Set exercise
Work out the number of lines in the listing that include the string "JSON". Reply with that number alone.

Data to use
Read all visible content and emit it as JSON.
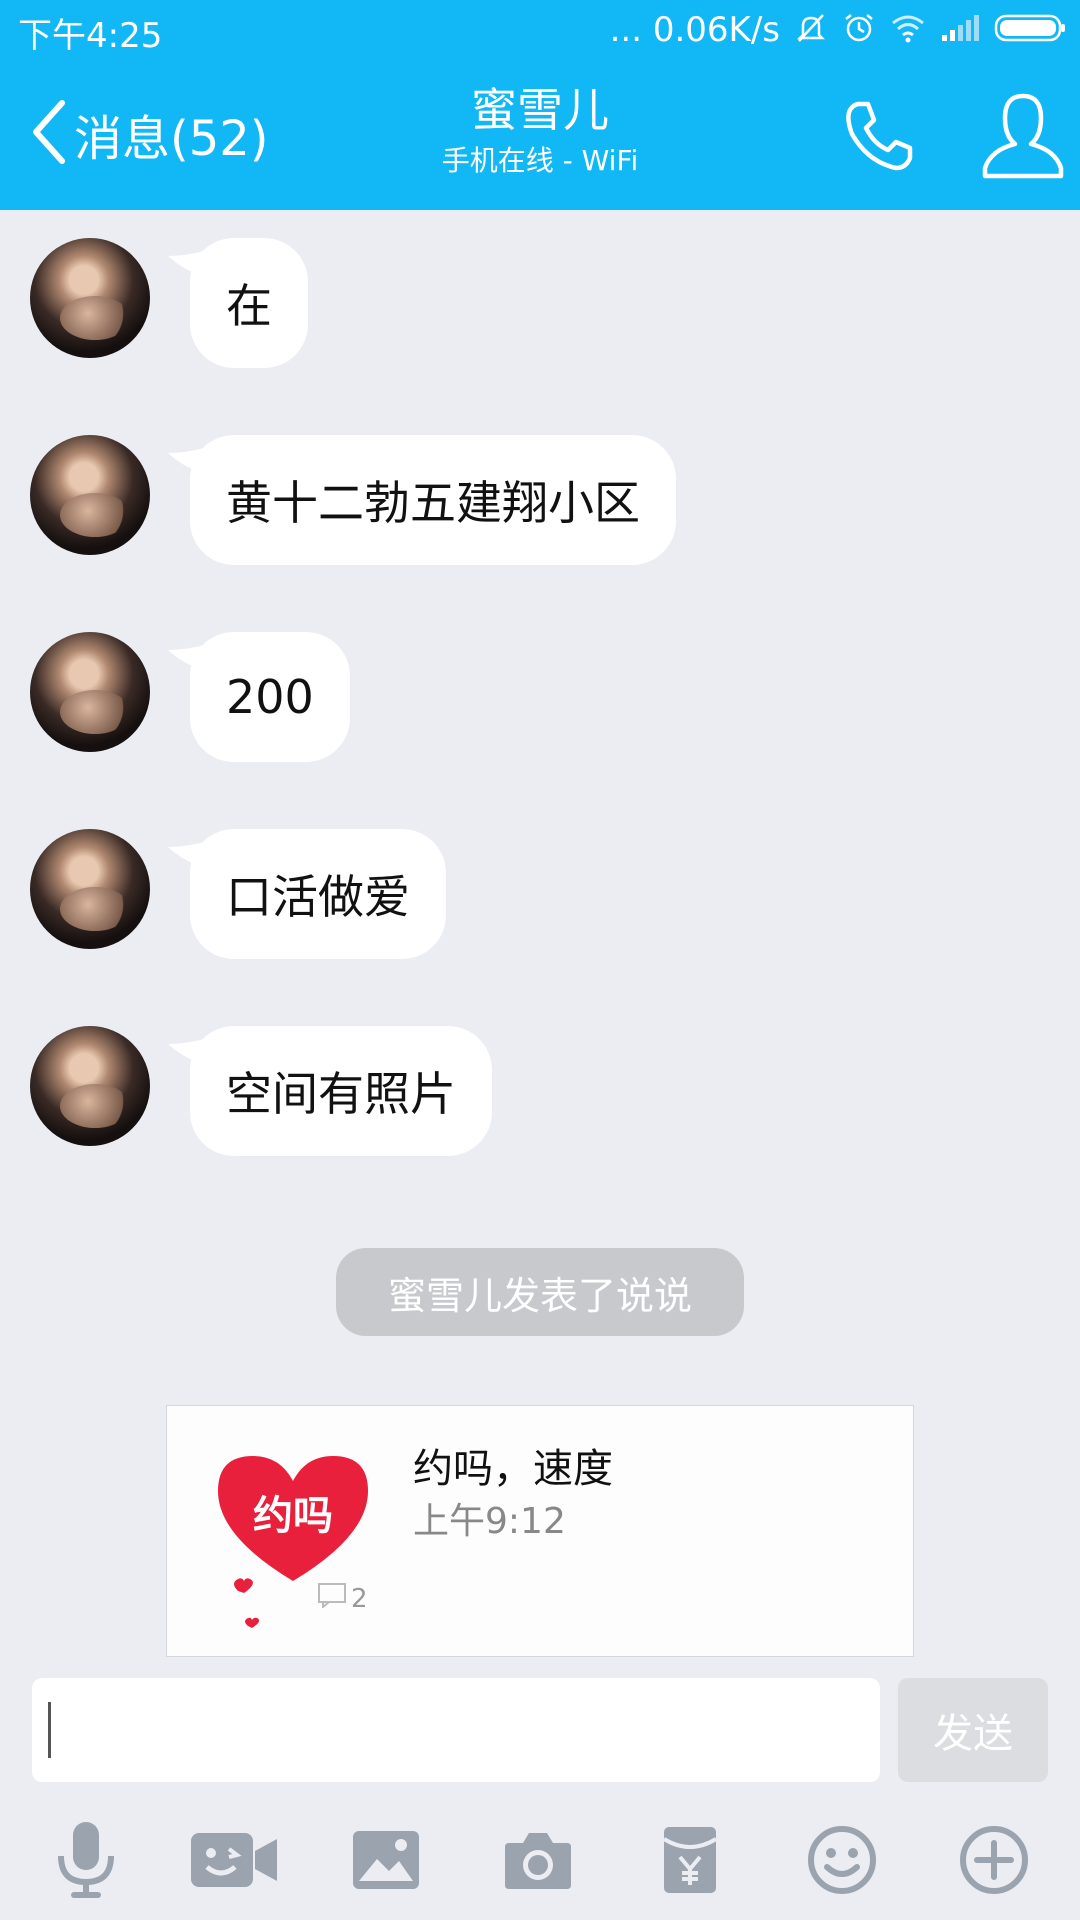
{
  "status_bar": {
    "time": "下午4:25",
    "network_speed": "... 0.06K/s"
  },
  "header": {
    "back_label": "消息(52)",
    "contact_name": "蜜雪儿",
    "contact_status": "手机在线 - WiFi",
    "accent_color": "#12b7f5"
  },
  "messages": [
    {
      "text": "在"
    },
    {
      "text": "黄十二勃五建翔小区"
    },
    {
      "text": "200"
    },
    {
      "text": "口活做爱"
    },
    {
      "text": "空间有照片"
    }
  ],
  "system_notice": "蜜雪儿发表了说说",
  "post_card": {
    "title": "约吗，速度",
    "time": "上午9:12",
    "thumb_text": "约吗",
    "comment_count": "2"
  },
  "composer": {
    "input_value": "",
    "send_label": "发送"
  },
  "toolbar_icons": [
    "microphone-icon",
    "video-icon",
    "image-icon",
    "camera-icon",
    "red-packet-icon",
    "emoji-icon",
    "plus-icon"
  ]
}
* * *
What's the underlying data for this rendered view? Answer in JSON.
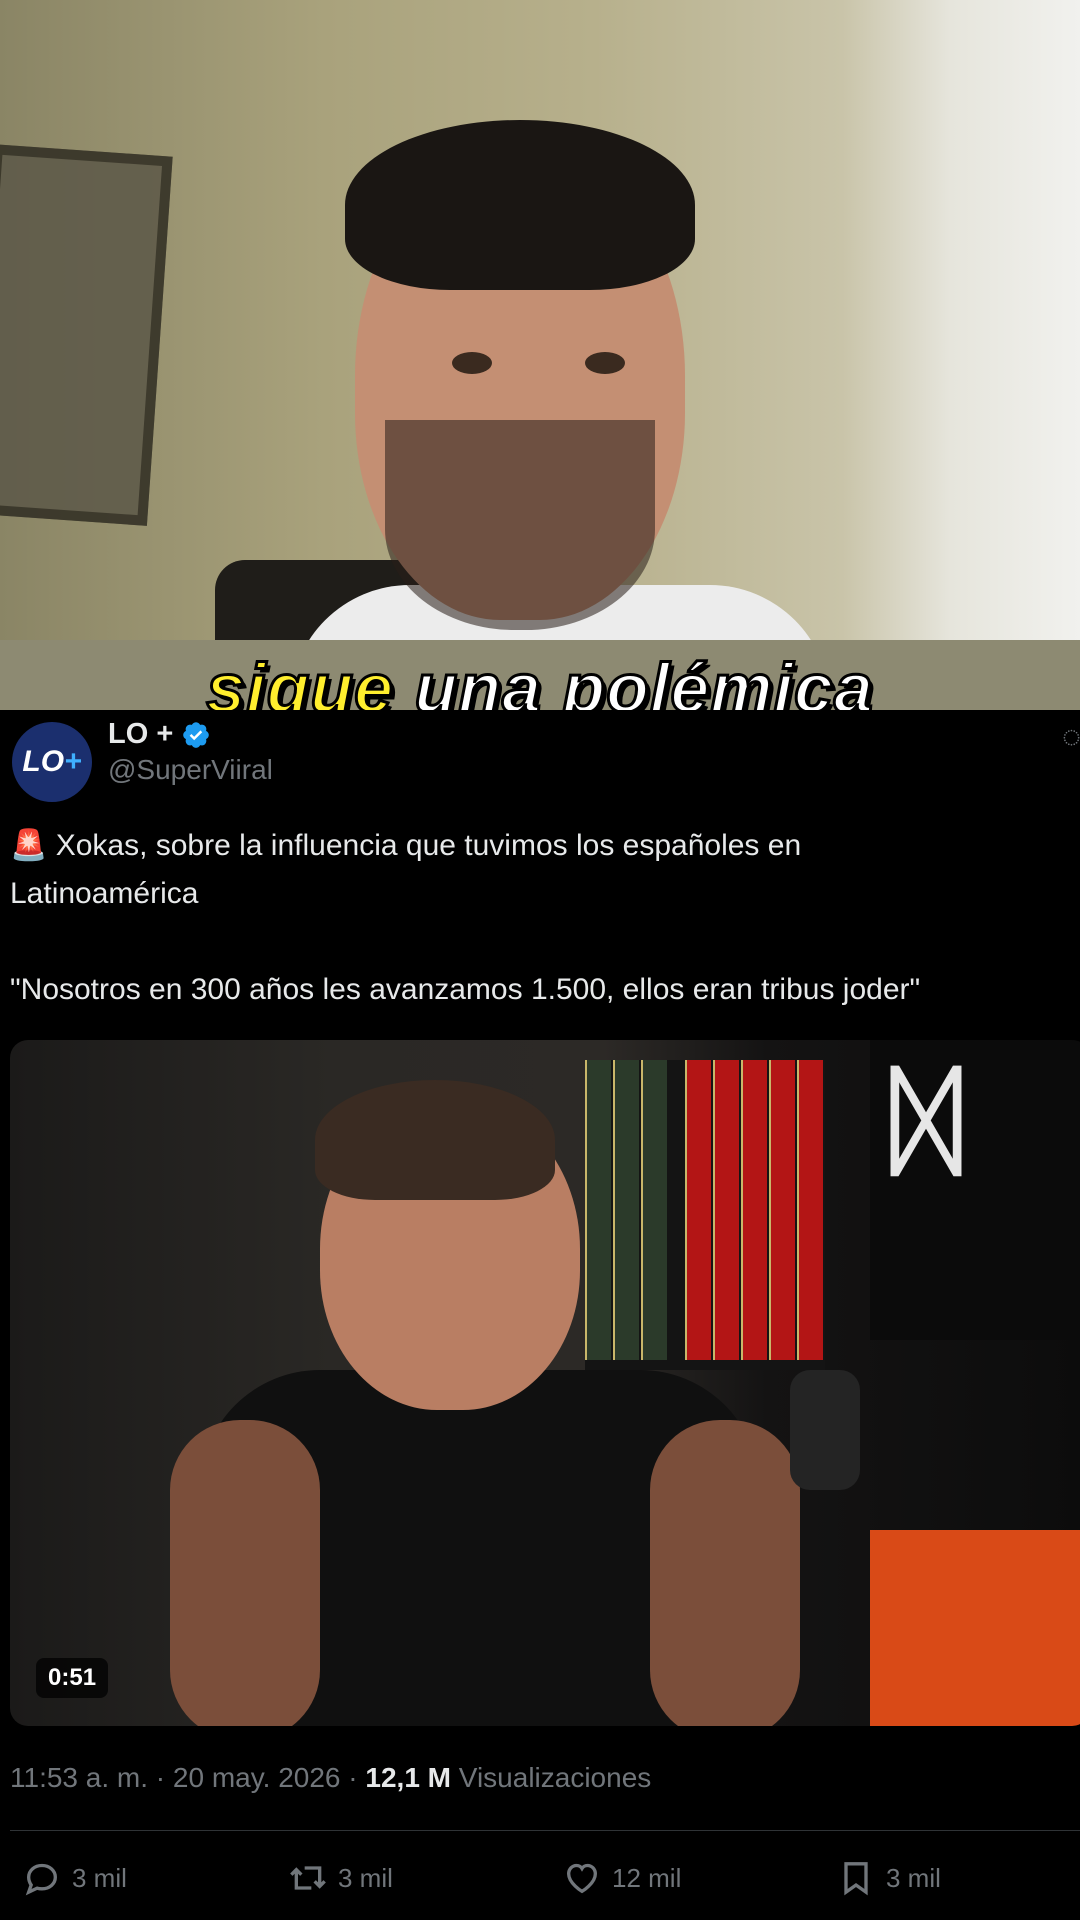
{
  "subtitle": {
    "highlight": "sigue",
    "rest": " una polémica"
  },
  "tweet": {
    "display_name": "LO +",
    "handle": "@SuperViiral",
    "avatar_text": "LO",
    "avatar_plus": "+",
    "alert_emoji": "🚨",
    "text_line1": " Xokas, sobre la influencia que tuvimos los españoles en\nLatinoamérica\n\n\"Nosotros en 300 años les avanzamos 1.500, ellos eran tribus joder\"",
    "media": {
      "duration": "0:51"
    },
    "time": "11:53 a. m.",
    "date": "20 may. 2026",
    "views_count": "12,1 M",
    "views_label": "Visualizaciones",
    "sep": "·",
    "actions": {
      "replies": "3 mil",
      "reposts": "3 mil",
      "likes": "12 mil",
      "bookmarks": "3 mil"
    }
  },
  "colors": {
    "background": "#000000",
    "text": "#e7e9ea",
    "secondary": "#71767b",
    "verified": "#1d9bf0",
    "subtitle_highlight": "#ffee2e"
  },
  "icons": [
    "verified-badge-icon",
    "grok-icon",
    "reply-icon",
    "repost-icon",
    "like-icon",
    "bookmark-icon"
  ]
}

Response to this exercise
2